→ **THE PROBLEM**
Reproduce each line exactly, including spacing and punctuation.

(A run of records)
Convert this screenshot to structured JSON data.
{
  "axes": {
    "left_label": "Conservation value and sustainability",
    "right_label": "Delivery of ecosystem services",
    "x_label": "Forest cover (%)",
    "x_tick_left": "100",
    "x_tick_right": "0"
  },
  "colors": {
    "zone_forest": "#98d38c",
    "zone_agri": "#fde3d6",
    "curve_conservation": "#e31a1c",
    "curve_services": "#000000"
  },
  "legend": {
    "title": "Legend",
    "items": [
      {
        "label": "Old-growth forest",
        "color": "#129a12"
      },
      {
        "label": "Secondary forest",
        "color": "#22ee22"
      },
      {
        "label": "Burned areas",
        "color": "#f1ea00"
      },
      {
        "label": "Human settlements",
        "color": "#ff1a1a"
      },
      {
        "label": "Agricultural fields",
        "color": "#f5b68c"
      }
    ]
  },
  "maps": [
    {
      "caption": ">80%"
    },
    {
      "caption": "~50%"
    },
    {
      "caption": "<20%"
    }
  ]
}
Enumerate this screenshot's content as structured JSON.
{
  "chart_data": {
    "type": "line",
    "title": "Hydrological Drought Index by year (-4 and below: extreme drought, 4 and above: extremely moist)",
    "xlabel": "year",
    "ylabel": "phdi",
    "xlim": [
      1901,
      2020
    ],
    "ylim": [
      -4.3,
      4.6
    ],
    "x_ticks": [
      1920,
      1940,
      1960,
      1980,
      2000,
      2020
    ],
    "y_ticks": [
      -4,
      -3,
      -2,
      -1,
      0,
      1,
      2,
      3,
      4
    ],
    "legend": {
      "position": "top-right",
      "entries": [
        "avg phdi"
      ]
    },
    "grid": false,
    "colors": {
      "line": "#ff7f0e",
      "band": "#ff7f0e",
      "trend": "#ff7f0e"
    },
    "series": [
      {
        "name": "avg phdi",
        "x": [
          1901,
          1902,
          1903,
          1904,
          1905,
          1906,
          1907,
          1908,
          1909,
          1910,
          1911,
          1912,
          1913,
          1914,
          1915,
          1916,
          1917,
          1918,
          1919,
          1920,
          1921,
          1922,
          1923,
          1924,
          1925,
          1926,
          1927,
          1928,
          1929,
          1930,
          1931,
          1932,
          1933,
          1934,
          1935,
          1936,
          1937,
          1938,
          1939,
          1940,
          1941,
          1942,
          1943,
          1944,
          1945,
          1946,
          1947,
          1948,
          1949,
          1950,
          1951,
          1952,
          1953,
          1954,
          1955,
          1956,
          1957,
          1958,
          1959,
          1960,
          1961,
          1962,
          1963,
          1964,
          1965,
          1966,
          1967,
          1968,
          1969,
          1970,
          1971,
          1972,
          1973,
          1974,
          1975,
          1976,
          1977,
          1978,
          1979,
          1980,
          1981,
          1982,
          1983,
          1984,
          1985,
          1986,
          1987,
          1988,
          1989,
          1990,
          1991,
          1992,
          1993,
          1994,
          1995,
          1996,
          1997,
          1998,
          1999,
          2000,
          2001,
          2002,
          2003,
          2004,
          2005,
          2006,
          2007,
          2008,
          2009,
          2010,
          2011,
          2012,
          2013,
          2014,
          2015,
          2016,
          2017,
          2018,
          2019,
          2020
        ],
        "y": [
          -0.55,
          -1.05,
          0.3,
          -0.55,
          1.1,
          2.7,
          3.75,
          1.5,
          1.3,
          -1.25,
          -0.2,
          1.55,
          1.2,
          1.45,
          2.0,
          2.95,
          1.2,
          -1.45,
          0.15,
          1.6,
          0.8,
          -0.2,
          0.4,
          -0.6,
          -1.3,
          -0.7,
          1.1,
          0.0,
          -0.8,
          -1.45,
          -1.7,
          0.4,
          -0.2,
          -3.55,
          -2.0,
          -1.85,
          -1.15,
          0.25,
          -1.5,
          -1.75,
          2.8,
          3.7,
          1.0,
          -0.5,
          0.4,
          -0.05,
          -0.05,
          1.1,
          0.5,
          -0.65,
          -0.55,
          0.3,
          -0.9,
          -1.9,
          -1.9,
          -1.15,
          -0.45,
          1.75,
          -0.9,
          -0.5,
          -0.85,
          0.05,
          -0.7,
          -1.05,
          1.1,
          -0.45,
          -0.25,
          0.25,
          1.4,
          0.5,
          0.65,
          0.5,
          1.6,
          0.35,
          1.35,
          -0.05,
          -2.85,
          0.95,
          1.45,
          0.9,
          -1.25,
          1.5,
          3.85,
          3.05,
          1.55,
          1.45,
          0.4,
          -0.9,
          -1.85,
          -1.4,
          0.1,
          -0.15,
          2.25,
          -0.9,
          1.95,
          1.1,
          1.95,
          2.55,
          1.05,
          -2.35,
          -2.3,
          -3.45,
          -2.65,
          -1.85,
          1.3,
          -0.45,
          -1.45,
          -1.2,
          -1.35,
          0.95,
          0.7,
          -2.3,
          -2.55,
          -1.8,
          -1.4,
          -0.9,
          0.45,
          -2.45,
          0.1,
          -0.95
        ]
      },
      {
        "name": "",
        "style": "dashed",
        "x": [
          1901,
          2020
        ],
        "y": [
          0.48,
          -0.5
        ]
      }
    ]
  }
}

→ **RESULT OF THE TASK**
Convert this screenshot to structured JSON data.
{
  "axes": {
    "left_label": "Conservation value and sustainability",
    "right_label": "Delivery of ecosystem services",
    "x_label": "Forest cover (%)",
    "x_tick_left": "100",
    "x_tick_right": "0"
  },
  "colors": {
    "zone_forest": "#98d38c",
    "zone_agri": "#fde3d6",
    "curve_conservation": "#e31a1c",
    "curve_services": "#000000"
  },
  "legend": {
    "title": "Legend",
    "items": [
      {
        "label": "Old-growth forest",
        "color": "#129a12"
      },
      {
        "label": "Secondary forest",
        "color": "#22ee22"
      },
      {
        "label": "Burned areas",
        "color": "#f1ea00"
      },
      {
        "label": "Human settlements",
        "color": "#ff1a1a"
      },
      {
        "label": "Agricultural fields",
        "color": "#f5b68c"
      }
    ]
  },
  "maps": [
    {
      "caption": ">80%"
    },
    {
      "caption": "~50%"
    },
    {
      "caption": "<20%"
    }
  ]
}
Enumerate this screenshot's content as structured JSON.
{
  "chart_data": {
    "type": "line",
    "title": "Hydrological Drought Index by year (-4 and below: extreme drought, 4 and above: extremely moist)",
    "xlabel": "year",
    "ylabel": "phdi",
    "xlim": [
      1901,
      2020
    ],
    "ylim": [
      -4.3,
      4.6
    ],
    "x_ticks": [
      1920,
      1940,
      1960,
      1980,
      2000,
      2020
    ],
    "y_ticks": [
      -4,
      -3,
      -2,
      -1,
      0,
      1,
      2,
      3,
      4
    ],
    "legend": {
      "position": "top-right",
      "entries": [
        "avg phdi"
      ]
    },
    "grid": false,
    "colors": {
      "line": "#ff7f0e",
      "band": "#ff7f0e",
      "trend": "#ff7f0e"
    },
    "series": [
      {
        "name": "avg phdi",
        "x": [
          1901,
          1902,
          1903,
          1904,
          1905,
          1906,
          1907,
          1908,
          1909,
          1910,
          1911,
          1912,
          1913,
          1914,
          1915,
          1916,
          1917,
          1918,
          1919,
          1920,
          1921,
          1922,
          1923,
          1924,
          1925,
          1926,
          1927,
          1928,
          1929,
          1930,
          1931,
          1932,
          1933,
          1934,
          1935,
          1936,
          1937,
          1938,
          1939,
          1940,
          1941,
          1942,
          1943,
          1944,
          1945,
          1946,
          1947,
          1948,
          1949,
          1950,
          1951,
          1952,
          1953,
          1954,
          1955,
          1956,
          1957,
          1958,
          1959,
          1960,
          1961,
          1962,
          1963,
          1964,
          1965,
          1966,
          1967,
          1968,
          1969,
          1970,
          1971,
          1972,
          1973,
          1974,
          1975,
          1976,
          1977,
          1978,
          1979,
          1980,
          1981,
          1982,
          1983,
          1984,
          1985,
          1986,
          1987,
          1988,
          1989,
          1990,
          1991,
          1992,
          1993,
          1994,
          1995,
          1996,
          1997,
          1998,
          1999,
          2000,
          2001,
          2002,
          2003,
          2004,
          2005,
          2006,
          2007,
          2008,
          2009,
          2010,
          2011,
          2012,
          2013,
          2014,
          2015,
          2016,
          2017,
          2018,
          2019,
          2020
        ],
        "y": [
          -0.55,
          -1.05,
          0.3,
          -0.55,
          1.1,
          2.7,
          3.75,
          1.5,
          1.3,
          -1.25,
          -0.2,
          1.55,
          1.2,
          1.45,
          2.0,
          2.95,
          1.2,
          -1.45,
          0.15,
          1.6,
          0.8,
          -0.2,
          0.4,
          -0.6,
          -1.3,
          -0.7,
          1.1,
          0.0,
          -0.8,
          -1.45,
          -1.7,
          0.4,
          -0.2,
          -3.55,
          -2.0,
          -1.85,
          -1.15,
          0.25,
          -1.5,
          -1.75,
          2.8,
          3.7,
          1.0,
          -0.5,
          0.4,
          -0.05,
          -0.05,
          1.1,
          0.5,
          -0.65,
          -0.55,
          0.3,
          -0.9,
          -1.9,
          -1.9,
          -1.15,
          -0.45,
          1.75,
          -0.9,
          -0.5,
          -0.85,
          0.05,
          -0.7,
          -1.05,
          1.1,
          -0.45,
          -0.25,
          0.25,
          1.4,
          0.5,
          0.65,
          0.5,
          1.6,
          0.35,
          1.35,
          -0.05,
          -2.85,
          0.95,
          1.45,
          0.9,
          -1.25,
          1.5,
          3.85,
          3.05,
          1.55,
          1.45,
          0.4,
          -0.9,
          -1.85,
          -1.4,
          0.1,
          -0.15,
          2.25,
          -0.9,
          1.95,
          1.1,
          1.95,
          2.55,
          1.05,
          -2.35,
          -2.3,
          -3.45,
          -2.65,
          -1.85,
          1.3,
          -0.45,
          -1.45,
          -1.2,
          -1.35,
          0.95,
          0.7,
          -2.3,
          -2.55,
          -1.8,
          -1.4,
          -0.9,
          0.45,
          -2.45,
          0.1,
          -0.95
        ]
      },
      {
        "name": "",
        "style": "dashed",
        "x": [
          1901,
          2020
        ],
        "y": [
          0.48,
          -0.5
        ]
      }
    ]
  }
}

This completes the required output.